*To be done*.
State how many lines of the entries hold the string "date". Reply with the number alone.

*Input records*.
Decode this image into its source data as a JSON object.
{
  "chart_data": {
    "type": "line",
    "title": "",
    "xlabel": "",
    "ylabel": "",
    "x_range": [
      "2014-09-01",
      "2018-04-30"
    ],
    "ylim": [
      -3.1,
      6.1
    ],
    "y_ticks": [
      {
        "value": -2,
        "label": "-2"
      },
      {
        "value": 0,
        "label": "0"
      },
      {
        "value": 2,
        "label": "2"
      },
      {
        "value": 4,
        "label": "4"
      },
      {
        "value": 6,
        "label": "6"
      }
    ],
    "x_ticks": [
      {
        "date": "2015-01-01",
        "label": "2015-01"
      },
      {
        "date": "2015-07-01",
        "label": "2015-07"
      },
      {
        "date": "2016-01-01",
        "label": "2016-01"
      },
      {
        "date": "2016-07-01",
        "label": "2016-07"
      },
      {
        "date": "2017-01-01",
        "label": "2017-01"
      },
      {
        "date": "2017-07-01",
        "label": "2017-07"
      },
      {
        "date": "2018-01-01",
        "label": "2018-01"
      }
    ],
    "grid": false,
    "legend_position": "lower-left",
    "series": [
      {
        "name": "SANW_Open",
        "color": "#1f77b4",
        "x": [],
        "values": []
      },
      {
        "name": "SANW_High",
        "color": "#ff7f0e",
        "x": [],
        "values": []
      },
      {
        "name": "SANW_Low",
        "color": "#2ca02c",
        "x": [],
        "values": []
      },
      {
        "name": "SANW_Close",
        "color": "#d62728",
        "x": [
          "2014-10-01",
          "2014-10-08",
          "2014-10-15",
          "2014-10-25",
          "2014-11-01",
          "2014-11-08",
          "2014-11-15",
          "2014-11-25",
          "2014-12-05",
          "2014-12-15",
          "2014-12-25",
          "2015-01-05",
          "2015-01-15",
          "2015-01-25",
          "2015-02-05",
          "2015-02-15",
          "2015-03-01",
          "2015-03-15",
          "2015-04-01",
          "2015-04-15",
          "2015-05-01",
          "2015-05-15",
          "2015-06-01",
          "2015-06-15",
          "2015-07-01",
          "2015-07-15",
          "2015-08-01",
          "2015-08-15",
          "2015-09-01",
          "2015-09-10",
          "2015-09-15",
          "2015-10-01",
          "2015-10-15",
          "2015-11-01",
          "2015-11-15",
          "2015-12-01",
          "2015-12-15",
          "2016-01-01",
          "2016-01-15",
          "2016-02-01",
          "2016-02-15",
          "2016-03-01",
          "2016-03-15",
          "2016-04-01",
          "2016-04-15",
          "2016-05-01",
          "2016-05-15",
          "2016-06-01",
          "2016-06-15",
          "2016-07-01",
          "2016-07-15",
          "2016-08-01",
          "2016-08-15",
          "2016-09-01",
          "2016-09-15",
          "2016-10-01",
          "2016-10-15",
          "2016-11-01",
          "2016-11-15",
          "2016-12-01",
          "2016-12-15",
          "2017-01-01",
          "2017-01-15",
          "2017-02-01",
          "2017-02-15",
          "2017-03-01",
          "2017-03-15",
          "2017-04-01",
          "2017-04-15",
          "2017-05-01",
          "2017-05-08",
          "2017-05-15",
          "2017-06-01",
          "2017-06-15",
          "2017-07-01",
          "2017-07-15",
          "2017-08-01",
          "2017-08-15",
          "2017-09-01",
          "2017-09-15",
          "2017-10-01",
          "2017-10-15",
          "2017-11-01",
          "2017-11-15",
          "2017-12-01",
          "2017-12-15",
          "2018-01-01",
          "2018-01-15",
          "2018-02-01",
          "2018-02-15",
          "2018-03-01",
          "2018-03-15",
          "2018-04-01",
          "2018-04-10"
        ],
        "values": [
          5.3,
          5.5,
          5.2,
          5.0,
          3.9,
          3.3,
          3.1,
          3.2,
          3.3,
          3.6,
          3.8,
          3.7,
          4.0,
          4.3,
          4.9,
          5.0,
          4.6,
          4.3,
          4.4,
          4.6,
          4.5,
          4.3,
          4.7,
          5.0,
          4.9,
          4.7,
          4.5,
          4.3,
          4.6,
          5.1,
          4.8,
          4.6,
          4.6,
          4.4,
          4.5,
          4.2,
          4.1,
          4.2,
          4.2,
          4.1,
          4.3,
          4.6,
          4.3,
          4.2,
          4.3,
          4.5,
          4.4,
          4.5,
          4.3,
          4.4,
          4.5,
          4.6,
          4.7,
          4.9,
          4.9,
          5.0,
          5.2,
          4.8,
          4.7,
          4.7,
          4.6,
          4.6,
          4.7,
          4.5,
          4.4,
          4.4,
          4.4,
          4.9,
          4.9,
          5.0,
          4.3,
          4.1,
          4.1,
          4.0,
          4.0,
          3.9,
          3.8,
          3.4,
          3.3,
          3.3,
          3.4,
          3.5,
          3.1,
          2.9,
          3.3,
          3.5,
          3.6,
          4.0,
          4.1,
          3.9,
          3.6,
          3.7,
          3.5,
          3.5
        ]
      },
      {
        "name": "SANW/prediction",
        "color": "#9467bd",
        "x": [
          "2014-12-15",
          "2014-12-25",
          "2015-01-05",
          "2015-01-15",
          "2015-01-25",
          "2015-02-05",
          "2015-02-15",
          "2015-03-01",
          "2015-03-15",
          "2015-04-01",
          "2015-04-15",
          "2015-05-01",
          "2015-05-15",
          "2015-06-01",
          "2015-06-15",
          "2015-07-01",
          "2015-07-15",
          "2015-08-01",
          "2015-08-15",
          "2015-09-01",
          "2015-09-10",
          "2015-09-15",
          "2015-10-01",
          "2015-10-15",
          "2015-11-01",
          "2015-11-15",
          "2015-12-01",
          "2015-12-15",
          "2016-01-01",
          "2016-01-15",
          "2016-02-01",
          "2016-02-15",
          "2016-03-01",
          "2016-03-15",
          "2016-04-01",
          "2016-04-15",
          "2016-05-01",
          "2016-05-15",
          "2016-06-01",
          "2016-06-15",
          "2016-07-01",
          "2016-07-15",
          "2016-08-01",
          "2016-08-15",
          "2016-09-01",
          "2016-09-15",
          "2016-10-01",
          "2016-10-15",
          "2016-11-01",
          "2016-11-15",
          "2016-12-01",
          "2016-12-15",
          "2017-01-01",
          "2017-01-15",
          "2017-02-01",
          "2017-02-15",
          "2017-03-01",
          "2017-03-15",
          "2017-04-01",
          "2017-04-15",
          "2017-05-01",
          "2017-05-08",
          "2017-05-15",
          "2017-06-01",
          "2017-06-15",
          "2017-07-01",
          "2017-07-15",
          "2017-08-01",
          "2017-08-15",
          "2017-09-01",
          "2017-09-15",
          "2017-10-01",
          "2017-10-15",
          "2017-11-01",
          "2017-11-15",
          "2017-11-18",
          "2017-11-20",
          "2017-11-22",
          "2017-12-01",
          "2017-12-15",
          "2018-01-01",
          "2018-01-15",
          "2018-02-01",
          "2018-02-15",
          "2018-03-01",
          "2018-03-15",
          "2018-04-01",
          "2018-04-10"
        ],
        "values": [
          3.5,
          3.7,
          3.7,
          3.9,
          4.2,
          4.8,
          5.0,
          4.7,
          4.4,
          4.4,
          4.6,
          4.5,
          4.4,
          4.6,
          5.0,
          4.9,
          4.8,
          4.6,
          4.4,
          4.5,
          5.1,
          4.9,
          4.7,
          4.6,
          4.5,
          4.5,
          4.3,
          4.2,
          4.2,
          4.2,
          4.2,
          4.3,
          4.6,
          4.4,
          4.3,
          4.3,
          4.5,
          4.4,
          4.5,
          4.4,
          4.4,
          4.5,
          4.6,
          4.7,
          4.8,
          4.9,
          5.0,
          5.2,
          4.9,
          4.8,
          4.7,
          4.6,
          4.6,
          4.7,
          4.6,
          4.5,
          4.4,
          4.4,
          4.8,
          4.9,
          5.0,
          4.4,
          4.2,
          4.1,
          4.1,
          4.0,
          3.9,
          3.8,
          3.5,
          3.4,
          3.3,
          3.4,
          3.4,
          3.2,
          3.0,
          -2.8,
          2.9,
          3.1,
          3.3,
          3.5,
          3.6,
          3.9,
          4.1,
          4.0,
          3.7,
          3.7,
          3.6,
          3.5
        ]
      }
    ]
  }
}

*Final answer*.
7